- [Task statement] Make an exact copy of each entry, leaving out every picture.

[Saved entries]
##############################
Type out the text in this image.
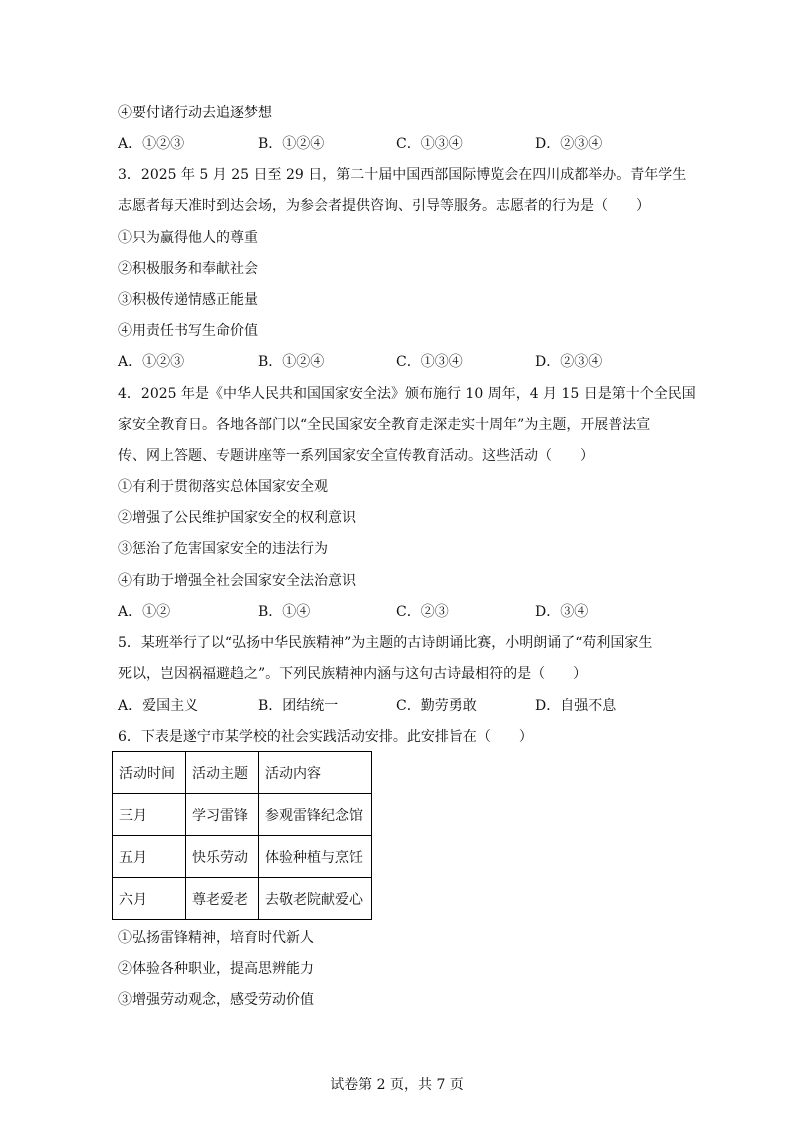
④要付诸行动去追逐梦想
A．①②③	B．①②④	C．①③④	D．②③④
3．2025 年 5 月 25 日至 29 日，第二十届中国西部国际博览会在四川成都举办。青年学生
志愿者每天准时到达会场，为参会者提供咨询、引导等服务。志愿者的行为是（　　）
①只为赢得他人的尊重
②积极服务和奉献社会
③积极传递情感正能量
④用责任书写生命价值
A．①②③	B．①②④	C．①③④	D．②③④
4．2025 年是《中华人民共和国国家安全法》颁布施行 10 周年，4 月 15 日是第十个全民国
家安全教育日。各地各部门以“全民国家安全教育走深走实十周年”为主题，开展普法宣
传、网上答题、专题讲座等一系列国家安全宣传教育活动。这些活动（　　）
①有利于贯彻落实总体国家安全观
②增强了公民维护国家安全的权利意识
③惩治了危害国家安全的违法行为
④有助于增强全社会国家安全法治意识
A．①②	B．①④	C．②③	D．③④
5．某班举行了以“弘扬中华民族精神”为主题的古诗朗诵比赛，小明朗诵了“苟利国家生
死以，岂因祸福避趋之”。下列民族精神内涵与这句古诗最相符的是（　　）
A．爱国主义	B．团结统一	C．勤劳勇敢	D．自强不息
6．下表是遂宁市某学校的社会实践活动安排。此安排旨在（　　）
活动时间	活动主题	活动内容
三月	学习雷锋	参观雷锋纪念馆
五月	快乐劳动	体验种植与烹饪
六月	尊老爱老	去敬老院献爱心
①弘扬雷锋精神，培育时代新人
②体验各种职业，提高思辨能力
③增强劳动观念，感受劳动价值
试卷第 2 页，共 7 页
##############################
- [Exercise solution]
Type out the text in this image.
④要付诸行动去追逐梦想
A．①②③	B．①②④	C．①③④	D．②③④
3．2025 年 5 月 25 日至 29 日，第二十届中国西部国际博览会在四川成都举办。青年学生
志愿者每天准时到达会场，为参会者提供咨询、引导等服务。志愿者的行为是（　　）
①只为赢得他人的尊重
②积极服务和奉献社会
③积极传递情感正能量
④用责任书写生命价值
A．①②③	B．①②④	C．①③④	D．②③④
4．2025 年是《中华人民共和国国家安全法》颁布施行 10 周年，4 月 15 日是第十个全民国
家安全教育日。各地各部门以“全民国家安全教育走深走实十周年”为主题，开展普法宣
传、网上答题、专题讲座等一系列国家安全宣传教育活动。这些活动（　　）
①有利于贯彻落实总体国家安全观
②增强了公民维护国家安全的权利意识
③惩治了危害国家安全的违法行为
④有助于增强全社会国家安全法治意识
A．①②	B．①④	C．②③	D．③④
5．某班举行了以“弘扬中华民族精神”为主题的古诗朗诵比赛，小明朗诵了“苟利国家生
死以，岂因祸福避趋之”。下列民族精神内涵与这句古诗最相符的是（　　）
A．爱国主义	B．团结统一	C．勤劳勇敢	D．自强不息
6．下表是遂宁市某学校的社会实践活动安排。此安排旨在（　　）
活动时间	活动主题	活动内容
三月	学习雷锋	参观雷锋纪念馆
五月	快乐劳动	体验种植与烹饪
六月	尊老爱老	去敬老院献爱心
①弘扬雷锋精神，培育时代新人
②体验各种职业，提高思辨能力
③增强劳动观念，感受劳动价值
试卷第 2 页，共 7 页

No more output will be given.